• **Extract**:
----

Friday, October 16, 2015

Bro in the Classroom

This past Wednesday, I was lucky enough to be asked to lead an evening class at DePaul University on using Bro. The students in the class are preparing for an annual cyber defense competition called CCDC. This  competition is actually where I cut my teeth defending realistic computer  networks. I had the opportunity to participate through multiple years of competition, one of which we even made it to the national level. After graduating I also had a chance to experience CCDC from the other side while participating on the red team. Last Wednesday, for the first time, I had a chance to see the other side of a university course while leading the class.

I was given three hours time for the class which I split 60/40 between lecture and hands-on lab time. The lecture material presented foundation topics  needed to understand what Bro does and how it works. A decent  understanding of protocol design, event based systems, system administration, and network forensics are all required before thinking about Bro. These topics were covered briefly, followed by Bro specific material. I also briefly discussed ElasticSearch and ELK and how those projects integrate with Bro (the ElasticSearch log writing code is now a plugin).

I've published the slides I presented for the lecture as well as the lab (which includes the step-by-step commands needed to set up Bro and ELK).

Instructing a class was an experience; instructing a class remotely was definitely a challenge, and I thank everyone for their patience with my ignorance of remote meeting software. I really enjoyed it and hope all the students gained *some* knowledge from the material even if it was only from my opinionated tangential rants about RFCs and HTTP.

----

• **Dataset**:

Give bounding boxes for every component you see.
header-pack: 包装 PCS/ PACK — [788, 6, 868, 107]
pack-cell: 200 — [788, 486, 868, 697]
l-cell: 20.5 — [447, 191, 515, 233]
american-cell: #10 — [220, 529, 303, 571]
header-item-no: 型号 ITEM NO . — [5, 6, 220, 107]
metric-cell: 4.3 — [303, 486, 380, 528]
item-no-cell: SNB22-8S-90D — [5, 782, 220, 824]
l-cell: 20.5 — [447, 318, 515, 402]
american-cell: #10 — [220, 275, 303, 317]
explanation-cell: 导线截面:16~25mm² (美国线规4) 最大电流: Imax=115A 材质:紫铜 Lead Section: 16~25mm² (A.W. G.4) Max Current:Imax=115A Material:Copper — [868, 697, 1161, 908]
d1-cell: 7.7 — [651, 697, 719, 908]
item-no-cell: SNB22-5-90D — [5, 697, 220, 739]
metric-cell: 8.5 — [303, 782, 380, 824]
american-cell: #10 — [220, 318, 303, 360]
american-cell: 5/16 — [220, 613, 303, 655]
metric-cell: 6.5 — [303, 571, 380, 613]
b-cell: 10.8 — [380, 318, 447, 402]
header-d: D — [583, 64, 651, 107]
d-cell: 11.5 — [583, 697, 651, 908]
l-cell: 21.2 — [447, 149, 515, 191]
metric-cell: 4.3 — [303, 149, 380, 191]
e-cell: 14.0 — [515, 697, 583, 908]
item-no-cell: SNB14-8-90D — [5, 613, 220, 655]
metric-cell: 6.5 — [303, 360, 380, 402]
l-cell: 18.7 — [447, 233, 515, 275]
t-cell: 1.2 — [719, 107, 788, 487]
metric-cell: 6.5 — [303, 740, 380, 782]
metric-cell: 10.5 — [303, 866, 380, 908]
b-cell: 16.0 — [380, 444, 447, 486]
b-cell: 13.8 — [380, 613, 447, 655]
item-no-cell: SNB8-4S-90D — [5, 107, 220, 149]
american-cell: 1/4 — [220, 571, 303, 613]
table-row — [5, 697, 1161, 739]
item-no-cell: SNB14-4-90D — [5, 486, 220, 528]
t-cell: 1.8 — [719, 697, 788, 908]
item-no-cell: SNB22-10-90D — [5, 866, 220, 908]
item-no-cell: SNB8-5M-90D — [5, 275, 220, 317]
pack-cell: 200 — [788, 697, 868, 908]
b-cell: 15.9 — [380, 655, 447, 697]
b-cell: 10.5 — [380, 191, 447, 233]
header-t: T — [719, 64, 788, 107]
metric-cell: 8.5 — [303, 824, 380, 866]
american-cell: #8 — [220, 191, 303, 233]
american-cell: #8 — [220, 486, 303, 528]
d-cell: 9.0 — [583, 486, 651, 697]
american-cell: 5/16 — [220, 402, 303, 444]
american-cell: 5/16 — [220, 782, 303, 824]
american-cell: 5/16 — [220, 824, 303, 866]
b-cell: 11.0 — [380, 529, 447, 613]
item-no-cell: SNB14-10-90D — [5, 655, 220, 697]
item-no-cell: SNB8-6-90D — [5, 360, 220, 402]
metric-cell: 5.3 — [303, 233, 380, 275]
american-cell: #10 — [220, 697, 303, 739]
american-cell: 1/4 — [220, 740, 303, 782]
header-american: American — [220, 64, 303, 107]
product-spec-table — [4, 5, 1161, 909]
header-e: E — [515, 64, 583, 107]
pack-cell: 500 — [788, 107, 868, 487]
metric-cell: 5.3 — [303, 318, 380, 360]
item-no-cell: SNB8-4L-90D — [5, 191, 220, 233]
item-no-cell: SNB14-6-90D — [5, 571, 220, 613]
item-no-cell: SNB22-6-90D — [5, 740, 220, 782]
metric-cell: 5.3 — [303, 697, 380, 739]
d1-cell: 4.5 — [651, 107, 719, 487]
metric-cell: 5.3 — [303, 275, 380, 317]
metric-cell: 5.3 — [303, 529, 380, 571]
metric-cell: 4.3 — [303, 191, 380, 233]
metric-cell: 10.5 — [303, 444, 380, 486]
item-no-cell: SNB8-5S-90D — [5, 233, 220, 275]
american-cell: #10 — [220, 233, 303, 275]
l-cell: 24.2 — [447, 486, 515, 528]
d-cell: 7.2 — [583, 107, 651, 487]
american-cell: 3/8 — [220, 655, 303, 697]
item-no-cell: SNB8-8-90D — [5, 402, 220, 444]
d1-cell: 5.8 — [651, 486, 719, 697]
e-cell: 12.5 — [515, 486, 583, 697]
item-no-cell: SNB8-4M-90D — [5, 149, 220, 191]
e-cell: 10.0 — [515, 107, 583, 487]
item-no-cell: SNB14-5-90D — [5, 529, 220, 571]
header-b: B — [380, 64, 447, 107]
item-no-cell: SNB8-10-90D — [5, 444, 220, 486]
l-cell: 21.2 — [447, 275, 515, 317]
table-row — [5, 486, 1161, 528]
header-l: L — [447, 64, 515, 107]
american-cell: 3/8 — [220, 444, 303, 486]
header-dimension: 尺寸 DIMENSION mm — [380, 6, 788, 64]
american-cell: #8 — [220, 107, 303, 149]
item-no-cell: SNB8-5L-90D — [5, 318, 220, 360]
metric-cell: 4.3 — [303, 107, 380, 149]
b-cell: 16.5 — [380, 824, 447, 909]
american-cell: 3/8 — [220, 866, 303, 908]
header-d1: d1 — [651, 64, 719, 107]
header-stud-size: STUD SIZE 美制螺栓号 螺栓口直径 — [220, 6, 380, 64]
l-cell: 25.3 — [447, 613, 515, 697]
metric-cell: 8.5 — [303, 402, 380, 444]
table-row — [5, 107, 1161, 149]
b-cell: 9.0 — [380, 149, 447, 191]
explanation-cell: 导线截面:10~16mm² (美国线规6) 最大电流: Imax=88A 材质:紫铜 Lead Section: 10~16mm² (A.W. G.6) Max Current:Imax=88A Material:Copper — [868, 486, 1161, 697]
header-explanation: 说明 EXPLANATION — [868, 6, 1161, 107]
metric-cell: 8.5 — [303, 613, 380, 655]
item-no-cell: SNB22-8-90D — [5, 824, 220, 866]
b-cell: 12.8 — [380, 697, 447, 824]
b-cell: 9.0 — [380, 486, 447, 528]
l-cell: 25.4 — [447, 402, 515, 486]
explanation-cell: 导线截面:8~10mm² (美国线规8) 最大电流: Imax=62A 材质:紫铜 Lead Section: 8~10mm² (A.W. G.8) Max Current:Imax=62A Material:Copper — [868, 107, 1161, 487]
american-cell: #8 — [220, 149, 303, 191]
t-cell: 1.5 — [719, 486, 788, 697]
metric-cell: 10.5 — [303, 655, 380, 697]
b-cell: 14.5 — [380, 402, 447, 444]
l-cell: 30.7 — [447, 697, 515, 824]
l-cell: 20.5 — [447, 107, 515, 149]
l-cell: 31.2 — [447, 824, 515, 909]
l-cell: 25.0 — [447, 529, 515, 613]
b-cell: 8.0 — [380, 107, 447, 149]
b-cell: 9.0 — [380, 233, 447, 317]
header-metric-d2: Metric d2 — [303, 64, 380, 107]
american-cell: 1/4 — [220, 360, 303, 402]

----

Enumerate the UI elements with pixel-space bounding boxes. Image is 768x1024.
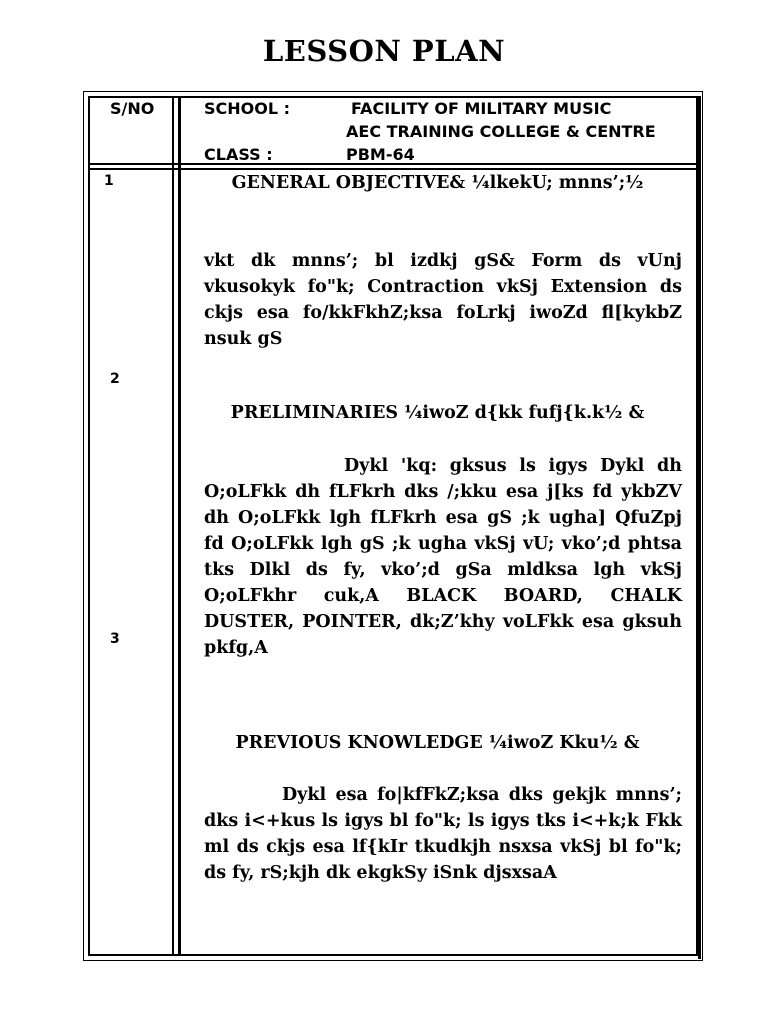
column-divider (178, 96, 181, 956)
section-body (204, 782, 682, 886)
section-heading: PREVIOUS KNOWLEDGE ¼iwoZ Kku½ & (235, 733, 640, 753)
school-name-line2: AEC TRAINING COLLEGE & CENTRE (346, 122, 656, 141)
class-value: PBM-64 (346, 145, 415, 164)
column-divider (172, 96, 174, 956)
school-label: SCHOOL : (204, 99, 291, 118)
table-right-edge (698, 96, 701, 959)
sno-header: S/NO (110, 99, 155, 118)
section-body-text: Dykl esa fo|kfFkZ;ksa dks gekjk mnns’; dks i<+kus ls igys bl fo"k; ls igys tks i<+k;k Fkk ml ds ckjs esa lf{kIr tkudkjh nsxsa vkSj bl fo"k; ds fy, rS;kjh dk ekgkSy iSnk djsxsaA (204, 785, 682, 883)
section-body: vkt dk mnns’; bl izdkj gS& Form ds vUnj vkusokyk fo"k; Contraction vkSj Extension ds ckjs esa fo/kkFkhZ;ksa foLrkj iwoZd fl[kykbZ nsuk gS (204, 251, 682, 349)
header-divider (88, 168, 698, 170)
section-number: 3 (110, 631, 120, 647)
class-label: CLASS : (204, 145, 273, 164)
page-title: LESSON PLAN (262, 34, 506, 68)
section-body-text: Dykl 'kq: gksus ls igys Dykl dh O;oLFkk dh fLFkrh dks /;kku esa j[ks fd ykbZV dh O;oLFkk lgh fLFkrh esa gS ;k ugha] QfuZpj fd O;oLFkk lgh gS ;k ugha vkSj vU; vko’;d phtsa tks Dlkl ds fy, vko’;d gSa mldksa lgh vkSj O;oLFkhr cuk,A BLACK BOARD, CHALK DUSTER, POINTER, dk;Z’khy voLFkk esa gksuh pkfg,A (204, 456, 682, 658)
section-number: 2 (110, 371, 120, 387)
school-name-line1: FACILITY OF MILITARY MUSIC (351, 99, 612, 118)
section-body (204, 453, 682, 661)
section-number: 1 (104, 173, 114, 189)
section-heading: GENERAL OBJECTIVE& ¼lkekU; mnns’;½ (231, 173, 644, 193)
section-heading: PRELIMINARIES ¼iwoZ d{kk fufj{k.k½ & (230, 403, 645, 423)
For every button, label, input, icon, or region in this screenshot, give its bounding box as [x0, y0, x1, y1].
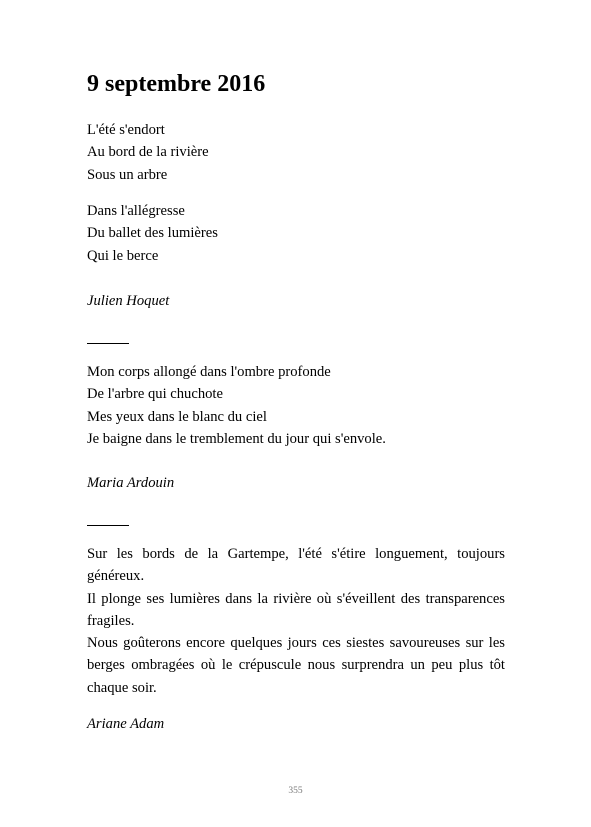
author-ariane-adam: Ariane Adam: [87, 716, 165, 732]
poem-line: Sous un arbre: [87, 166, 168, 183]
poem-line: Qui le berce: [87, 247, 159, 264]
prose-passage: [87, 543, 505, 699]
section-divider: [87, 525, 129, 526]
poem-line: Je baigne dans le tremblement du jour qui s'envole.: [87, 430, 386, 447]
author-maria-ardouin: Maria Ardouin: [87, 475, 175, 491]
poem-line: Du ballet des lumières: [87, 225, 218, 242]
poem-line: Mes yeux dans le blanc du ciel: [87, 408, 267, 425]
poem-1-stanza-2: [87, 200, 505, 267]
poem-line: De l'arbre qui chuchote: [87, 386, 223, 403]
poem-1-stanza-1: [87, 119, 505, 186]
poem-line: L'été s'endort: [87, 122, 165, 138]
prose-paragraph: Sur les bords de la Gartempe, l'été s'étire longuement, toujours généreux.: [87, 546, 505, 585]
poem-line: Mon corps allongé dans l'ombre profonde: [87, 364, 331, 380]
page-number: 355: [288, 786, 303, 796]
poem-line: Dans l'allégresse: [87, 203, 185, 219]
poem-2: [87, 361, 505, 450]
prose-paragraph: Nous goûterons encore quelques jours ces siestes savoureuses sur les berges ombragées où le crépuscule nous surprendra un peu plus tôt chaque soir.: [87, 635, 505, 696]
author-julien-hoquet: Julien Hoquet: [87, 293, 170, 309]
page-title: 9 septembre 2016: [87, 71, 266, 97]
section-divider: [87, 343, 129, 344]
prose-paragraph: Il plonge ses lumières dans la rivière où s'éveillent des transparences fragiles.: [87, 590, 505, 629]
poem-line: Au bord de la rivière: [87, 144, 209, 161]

----

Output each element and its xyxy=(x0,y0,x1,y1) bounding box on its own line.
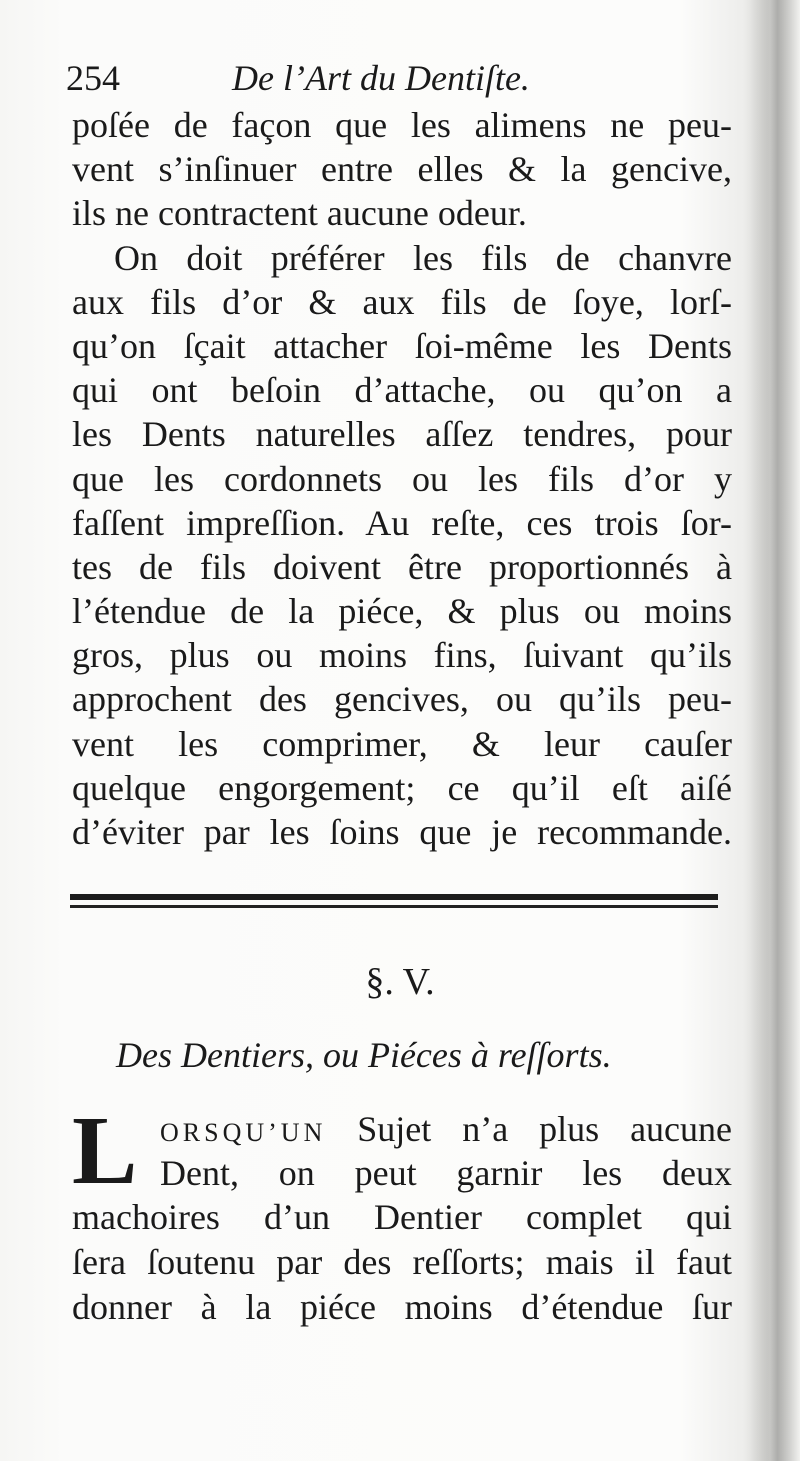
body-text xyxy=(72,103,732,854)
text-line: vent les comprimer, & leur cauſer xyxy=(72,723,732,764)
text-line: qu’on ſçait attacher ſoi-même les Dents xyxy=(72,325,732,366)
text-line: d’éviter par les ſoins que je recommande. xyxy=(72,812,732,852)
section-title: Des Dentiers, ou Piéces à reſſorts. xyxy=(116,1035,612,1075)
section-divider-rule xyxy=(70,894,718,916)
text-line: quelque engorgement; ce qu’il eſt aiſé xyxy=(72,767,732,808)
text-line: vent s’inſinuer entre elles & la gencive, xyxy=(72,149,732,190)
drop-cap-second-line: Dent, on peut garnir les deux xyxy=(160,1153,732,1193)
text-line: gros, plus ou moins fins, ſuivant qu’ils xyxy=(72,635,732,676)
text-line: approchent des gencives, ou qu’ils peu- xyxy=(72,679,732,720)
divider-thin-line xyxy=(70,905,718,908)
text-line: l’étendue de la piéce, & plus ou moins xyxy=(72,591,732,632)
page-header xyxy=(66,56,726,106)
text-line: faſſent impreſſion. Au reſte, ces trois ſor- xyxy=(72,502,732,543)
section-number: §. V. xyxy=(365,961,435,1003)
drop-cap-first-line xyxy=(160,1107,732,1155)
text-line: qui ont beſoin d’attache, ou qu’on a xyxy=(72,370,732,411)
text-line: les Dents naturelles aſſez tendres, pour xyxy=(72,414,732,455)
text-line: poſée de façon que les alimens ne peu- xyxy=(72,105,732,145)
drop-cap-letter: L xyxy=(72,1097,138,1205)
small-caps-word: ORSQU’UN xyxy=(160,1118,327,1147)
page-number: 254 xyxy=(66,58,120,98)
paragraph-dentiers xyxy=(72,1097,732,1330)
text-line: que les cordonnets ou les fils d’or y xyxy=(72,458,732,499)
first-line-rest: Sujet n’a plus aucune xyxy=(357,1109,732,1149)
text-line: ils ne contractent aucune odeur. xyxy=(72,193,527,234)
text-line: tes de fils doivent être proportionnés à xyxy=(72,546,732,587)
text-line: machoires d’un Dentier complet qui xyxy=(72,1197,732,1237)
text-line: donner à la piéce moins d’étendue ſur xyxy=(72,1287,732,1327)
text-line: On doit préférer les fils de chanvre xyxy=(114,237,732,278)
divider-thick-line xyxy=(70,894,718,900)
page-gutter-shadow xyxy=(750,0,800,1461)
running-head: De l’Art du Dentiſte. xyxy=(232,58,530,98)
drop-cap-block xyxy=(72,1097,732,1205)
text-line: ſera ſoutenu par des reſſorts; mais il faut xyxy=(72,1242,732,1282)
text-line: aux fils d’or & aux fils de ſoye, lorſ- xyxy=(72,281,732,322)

----

• **Exercise set**:
1: Please list the topics that the blog post about teaching Bro names as requiring a decent understanding before thinking about Bro.
2: In the blog post about teaching Bro, how was the three-hour class divided?

• **Responses to the exercise**:
1:
Protocol design
Event based systems
System administration
Network forensics

2: It was split 60/40 between lecture and hands-on lab time.